> Input rows
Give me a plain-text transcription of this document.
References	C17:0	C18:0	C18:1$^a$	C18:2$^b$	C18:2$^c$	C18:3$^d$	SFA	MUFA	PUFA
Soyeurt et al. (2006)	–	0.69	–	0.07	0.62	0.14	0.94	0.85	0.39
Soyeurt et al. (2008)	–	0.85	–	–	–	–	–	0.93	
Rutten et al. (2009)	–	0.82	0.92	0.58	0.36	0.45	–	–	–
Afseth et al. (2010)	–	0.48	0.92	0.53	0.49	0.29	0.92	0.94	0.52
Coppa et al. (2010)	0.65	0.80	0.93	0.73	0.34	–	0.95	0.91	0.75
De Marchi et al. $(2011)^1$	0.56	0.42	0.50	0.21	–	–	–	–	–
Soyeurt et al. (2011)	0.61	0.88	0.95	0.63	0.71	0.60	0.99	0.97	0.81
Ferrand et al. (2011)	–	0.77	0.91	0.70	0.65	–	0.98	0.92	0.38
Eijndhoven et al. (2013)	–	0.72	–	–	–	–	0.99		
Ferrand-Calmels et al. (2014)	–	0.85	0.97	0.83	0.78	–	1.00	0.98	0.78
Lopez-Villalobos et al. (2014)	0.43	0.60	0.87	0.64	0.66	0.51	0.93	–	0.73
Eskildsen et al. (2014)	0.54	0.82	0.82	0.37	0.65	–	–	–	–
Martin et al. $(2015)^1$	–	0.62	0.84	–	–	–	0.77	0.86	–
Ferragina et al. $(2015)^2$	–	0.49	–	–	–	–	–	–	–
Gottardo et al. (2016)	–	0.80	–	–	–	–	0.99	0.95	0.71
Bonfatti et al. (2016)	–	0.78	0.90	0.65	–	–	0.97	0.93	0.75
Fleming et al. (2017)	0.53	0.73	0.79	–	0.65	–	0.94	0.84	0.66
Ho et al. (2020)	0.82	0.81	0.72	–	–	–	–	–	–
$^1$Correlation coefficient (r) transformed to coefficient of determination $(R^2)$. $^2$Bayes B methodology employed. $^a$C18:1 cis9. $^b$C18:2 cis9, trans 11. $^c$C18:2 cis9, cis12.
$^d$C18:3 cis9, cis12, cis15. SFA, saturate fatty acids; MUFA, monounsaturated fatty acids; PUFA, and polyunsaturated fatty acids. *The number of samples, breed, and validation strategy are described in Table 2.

> Task objective
Count every line of the records that holds the string "MUFA". Write only the total.

> Exercise response
2